TASK INPUTS:
>>
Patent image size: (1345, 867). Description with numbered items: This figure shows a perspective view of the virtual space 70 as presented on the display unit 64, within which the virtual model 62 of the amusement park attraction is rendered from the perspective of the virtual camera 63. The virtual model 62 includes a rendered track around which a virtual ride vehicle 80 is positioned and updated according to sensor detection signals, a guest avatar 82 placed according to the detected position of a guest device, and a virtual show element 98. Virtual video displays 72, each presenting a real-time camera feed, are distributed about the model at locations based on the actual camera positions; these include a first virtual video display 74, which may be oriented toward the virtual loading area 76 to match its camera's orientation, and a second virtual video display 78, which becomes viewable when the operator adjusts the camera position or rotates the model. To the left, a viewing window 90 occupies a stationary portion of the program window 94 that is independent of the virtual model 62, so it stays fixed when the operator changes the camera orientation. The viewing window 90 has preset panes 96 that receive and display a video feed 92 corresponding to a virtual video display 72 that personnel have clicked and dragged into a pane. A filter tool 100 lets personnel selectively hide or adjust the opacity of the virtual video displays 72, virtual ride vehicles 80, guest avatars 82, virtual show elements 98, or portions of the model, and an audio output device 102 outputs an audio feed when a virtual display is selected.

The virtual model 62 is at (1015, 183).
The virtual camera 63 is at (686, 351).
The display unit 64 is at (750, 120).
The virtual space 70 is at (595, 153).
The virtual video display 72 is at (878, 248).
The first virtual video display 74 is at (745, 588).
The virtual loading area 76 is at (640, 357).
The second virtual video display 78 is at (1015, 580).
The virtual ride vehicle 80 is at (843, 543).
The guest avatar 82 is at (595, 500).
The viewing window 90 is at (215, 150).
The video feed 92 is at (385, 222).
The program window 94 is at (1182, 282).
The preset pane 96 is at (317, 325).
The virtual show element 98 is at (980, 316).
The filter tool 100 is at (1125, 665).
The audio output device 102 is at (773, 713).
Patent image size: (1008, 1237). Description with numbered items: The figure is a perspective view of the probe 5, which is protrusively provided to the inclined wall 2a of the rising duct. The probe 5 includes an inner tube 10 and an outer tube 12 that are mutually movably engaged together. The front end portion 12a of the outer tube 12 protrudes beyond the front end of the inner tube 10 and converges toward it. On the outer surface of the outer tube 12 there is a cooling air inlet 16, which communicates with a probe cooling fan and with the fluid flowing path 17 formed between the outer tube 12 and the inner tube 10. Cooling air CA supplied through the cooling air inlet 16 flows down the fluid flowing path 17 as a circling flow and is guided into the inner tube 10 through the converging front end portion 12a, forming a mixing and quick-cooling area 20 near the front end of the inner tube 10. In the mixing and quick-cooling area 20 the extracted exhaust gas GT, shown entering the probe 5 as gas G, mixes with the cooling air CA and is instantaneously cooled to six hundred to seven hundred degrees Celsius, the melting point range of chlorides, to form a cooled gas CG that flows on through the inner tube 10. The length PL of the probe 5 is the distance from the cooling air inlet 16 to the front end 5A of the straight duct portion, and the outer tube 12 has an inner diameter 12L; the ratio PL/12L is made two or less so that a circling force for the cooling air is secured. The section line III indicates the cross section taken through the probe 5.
<<
Find each line above that contains the word "guest", with case counting, and copy those lines.

RESPONSE TO THIS TASK:
Patent image size: (1345, 867). Description with numbered items: This figure shows a perspective view of the virtual space 70 as presented on the display unit 64, within which the virtual model 62 of the amusement park attraction is rendered from the perspective of the virtual camera 63. The virtual model 62 includes a rendered track around which a virtual ride vehicle 80 is positioned and updated according to sensor detection signals, a guest avatar 82 placed according to the detected position of a guest device, and a virtual show element 98. Virtual video displays 72, each presenting a real-time camera feed, are distributed about the model at locations based on the actual camera positions; these include a first virtual video display 74, which may be oriented toward the virtual loading area 76 to match its camera's orientation, and a second virtual video display 78, which becomes viewable when the operator adjusts the camera position or rotates the model. To the left, a viewing window 90 occupies a stationary portion of the program window 94 that is independent of the virtual model 62, so it stays fixed when the operator changes the camera orientation. The viewing window 90 has preset panes 96 that receive and display a video feed 92 corresponding to a virtual video display 72 that personnel have clicked and dragged into a pane. A filter tool 100 lets personnel selectively hide or adjust the opacity of the virtual video displays 72, virtual ride vehicles 80, guest avatars 82, virtual show elements 98, or portions of the model, and an audio output device 102 outputs an audio feed when a virtual display is selected.
The guest avatar 82 is at (595, 500).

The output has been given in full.